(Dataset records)

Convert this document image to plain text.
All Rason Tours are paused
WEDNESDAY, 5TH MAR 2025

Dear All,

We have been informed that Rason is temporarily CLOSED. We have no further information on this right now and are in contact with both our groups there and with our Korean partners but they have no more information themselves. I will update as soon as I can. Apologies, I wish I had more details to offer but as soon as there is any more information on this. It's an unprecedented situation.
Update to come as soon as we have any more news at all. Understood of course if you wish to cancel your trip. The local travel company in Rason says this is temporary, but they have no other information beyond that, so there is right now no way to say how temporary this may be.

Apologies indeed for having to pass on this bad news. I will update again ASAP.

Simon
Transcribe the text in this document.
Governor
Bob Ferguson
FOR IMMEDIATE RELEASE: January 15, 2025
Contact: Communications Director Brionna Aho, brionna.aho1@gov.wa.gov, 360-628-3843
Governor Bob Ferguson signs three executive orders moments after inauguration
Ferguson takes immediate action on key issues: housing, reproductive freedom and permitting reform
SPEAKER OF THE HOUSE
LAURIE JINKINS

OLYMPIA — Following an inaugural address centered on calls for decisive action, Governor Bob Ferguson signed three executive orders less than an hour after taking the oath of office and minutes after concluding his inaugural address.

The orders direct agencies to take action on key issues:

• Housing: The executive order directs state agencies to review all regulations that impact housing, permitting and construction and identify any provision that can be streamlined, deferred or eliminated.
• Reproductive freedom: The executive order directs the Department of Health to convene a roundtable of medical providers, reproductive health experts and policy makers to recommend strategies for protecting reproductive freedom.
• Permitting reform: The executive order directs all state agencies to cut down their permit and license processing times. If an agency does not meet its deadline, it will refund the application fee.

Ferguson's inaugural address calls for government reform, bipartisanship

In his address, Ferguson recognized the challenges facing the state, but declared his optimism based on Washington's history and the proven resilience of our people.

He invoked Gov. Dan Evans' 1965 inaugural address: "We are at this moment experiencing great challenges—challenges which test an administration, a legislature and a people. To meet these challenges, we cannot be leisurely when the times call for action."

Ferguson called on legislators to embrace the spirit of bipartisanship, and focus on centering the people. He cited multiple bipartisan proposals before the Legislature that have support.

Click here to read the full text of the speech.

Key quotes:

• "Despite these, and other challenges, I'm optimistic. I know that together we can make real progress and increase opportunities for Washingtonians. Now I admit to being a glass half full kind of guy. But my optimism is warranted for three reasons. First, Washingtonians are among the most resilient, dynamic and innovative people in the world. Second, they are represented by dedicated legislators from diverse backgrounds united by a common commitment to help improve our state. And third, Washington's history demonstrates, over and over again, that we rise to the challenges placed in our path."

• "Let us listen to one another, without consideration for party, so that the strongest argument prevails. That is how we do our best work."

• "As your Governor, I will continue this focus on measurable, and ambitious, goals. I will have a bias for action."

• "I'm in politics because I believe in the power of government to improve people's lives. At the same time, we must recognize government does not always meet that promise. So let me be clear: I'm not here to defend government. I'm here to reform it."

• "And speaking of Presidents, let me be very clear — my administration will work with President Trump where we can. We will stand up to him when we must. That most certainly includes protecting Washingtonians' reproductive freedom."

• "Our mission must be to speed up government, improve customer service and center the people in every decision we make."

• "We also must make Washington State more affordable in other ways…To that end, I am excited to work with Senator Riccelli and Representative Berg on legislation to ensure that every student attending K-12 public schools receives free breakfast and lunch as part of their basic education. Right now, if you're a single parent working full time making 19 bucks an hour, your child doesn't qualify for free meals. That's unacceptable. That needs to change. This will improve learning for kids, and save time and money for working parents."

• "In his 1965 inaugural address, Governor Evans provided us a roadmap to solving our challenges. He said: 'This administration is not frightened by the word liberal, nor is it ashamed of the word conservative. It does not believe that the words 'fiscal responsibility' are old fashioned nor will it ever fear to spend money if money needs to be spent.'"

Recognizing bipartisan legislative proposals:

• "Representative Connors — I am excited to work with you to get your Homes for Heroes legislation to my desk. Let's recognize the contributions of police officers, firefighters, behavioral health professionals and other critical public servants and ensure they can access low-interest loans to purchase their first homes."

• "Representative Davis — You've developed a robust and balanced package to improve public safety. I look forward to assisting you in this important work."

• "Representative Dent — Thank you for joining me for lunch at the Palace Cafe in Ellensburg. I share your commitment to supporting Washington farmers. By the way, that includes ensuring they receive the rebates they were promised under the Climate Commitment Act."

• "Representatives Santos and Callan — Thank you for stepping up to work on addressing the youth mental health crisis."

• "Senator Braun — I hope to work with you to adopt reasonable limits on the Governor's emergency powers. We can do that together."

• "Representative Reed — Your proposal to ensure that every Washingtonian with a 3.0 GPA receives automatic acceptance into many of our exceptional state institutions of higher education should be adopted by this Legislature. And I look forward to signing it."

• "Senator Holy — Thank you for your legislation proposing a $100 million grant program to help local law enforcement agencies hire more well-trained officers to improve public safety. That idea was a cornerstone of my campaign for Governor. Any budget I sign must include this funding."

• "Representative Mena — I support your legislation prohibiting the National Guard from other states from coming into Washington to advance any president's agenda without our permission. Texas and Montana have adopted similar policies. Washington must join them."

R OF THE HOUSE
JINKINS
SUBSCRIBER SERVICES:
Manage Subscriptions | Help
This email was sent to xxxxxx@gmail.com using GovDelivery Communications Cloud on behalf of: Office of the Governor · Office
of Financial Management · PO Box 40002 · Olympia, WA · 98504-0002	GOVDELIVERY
* * *
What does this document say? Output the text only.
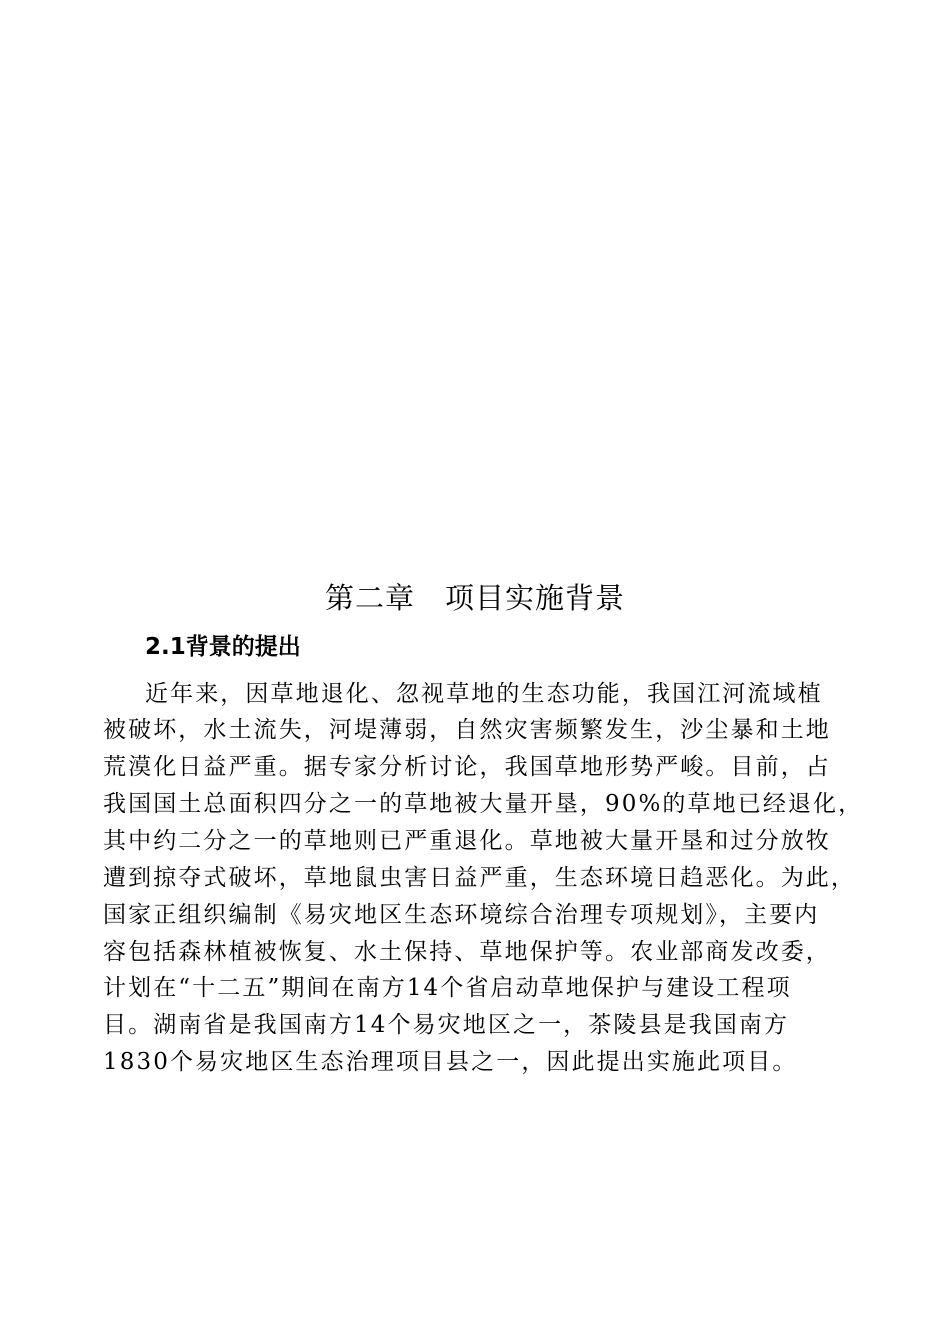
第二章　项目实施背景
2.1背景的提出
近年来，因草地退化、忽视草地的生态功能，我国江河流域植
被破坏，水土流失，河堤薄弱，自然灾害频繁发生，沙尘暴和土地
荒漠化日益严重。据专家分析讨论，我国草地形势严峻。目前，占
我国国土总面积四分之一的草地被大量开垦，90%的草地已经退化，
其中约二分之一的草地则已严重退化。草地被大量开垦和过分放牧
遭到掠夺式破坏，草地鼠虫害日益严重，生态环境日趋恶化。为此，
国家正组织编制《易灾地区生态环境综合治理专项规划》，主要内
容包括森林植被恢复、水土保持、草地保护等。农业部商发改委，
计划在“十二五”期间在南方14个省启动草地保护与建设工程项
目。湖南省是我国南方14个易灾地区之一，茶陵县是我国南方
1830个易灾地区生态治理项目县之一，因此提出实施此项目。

Task goal » Look through the records and gather each line with the word "legislators".

Solution to the problem »
Ferguson called on legislators to embrace the spirit of bipartisanship, and focus on centering the people. He cited multiple bipartisan proposals before the Legislature that have support.
• "Despite these, and other challenges, I'm optimistic. I know that together we can make real progress and increase opportunities for Washingtonians. Now I admit to being a glass half full kind of guy. But my optimism is warranted for three reasons. First, Washingtonians are among the most resilient, dynamic and innovative people in the world. Second, they are represented by dedicated legislators from diverse backgrounds united by a common commitment to help improve our state. And third, Washington's history demonstrates, over and over again, that we rise to the challenges placed in our path."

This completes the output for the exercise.